Task 1: In the text about Terry Funk and FMW, whom did Funk defeat at the 5th Anniversary Show?

Text section:
################

Feeling betrayed at not getting a fair share of his job to Atsushi Onita at previous year's 4th Anniversary Show, Terry Funk left FMW after his victory over The Sheik at 5th Anniversary Show. Funk would return to FMW in 1996 as Mr. Pogo's partner against Hayabusa and Masato Tanaka in a No Ropes Exploding Barbed Wire Double Hell Exploding Deathmatch at the 7th Anniversary Show, where the winning team would receive one million yens and Funk's team won. Funk formed a dominant villainous stable called Funk Masters of Wrestling which dominated FMW for the next one year.

################

Task material:

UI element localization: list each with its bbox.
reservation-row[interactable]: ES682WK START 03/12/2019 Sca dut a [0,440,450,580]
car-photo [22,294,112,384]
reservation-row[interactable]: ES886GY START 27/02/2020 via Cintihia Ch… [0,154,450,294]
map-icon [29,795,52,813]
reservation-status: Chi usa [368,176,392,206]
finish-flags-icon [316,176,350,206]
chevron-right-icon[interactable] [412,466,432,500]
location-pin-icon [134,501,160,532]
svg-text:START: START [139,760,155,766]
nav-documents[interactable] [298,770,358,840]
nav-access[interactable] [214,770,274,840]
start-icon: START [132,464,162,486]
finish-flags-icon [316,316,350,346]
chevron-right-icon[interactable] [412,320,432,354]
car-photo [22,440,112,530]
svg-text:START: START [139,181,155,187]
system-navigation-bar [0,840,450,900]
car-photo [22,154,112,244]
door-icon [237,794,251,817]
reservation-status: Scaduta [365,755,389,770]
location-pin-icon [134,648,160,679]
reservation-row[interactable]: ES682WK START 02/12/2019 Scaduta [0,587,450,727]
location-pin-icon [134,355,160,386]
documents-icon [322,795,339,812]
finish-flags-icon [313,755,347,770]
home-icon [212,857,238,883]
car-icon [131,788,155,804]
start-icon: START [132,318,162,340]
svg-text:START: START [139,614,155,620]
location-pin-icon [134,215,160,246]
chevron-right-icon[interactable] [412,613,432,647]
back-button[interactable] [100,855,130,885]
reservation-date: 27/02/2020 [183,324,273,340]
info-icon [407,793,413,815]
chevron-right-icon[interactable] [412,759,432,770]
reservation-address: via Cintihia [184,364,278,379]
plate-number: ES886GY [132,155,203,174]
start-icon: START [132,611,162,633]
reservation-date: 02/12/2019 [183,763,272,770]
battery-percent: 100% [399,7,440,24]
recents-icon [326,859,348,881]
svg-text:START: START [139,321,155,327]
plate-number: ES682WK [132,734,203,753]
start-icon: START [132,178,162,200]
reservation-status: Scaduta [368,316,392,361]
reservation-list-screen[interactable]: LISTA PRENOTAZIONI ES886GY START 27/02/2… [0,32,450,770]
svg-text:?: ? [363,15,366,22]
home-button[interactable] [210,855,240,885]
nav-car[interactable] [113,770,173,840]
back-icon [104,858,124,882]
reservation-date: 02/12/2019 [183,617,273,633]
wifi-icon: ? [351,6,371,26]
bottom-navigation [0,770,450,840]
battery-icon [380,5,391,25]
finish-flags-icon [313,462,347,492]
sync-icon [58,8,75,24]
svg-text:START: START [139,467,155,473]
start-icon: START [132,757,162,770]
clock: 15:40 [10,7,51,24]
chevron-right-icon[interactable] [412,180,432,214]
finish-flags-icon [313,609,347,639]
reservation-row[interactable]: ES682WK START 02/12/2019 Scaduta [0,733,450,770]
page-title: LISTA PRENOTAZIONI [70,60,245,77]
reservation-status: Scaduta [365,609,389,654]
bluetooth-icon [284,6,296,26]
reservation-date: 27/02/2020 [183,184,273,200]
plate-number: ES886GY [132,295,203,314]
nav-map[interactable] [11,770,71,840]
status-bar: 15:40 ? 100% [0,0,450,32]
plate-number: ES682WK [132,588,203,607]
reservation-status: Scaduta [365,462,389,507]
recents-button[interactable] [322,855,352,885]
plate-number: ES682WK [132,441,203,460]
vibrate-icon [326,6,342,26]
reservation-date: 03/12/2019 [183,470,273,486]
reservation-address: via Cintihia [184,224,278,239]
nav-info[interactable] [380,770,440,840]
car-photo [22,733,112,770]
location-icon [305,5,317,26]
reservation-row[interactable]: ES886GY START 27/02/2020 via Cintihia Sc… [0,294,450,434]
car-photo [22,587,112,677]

################

Task 2: Copy the records exactly, from their first line through the line containing "reservation-date: 02/12/2019 [183,763,272,770]", including both of those lines.

Problem solution 1: The Sheik.

Problem solution 2:
UI element localization: list each with its bbox.
reservation-row[interactable]: ES682WK START 03/12/2019 Sca dut a [0,440,450,580]
car-photo [22,294,112,384]
reservation-row[interactable]: ES886GY START 27/02/2020 via Cintihia Ch… [0,154,450,294]
map-icon [29,795,52,813]
reservation-status: Chi usa [368,176,392,206]
finish-flags-icon [316,176,350,206]
chevron-right-icon[interactable] [412,466,432,500]
location-pin-icon [134,501,160,532]
svg-text:START: START [139,760,155,766]
nav-documents[interactable] [298,770,358,840]
nav-access[interactable] [214,770,274,840]
start-icon: START [132,464,162,486]
finish-flags-icon [316,316,350,346]
chevron-right-icon[interactable] [412,320,432,354]
car-photo [22,440,112,530]
svg-text:START: START [139,181,155,187]
system-navigation-bar [0,840,450,900]
car-photo [22,154,112,244]
door-icon [237,794,251,817]
reservation-status: Scaduta [365,755,389,770]
location-pin-icon [134,648,160,679]
reservation-row[interactable]: ES682WK START 02/12/2019 Scaduta [0,587,450,727]
location-pin-icon [134,355,160,386]
documents-icon [322,795,339,812]
finish-flags-icon [313,755,347,770]
home-icon [212,857,238,883]
car-icon [131,788,155,804]
start-icon: START [132,318,162,340]
svg-text:START: START [139,614,155,620]
location-pin-icon [134,215,160,246]
chevron-right-icon[interactable] [412,613,432,647]
back-button[interactable] [100,855,130,885]
reservation-date: 27/02/2020 [183,324,273,340]
info-icon [407,793,413,815]
chevron-right-icon[interactable] [412,759,432,770]
reservation-address: via Cintihia [184,364,278,379]
plate-number: ES886GY [132,155,203,174]
start-icon: START [132,611,162,633]
reservation-date: 02/12/2019 [183,763,272,770]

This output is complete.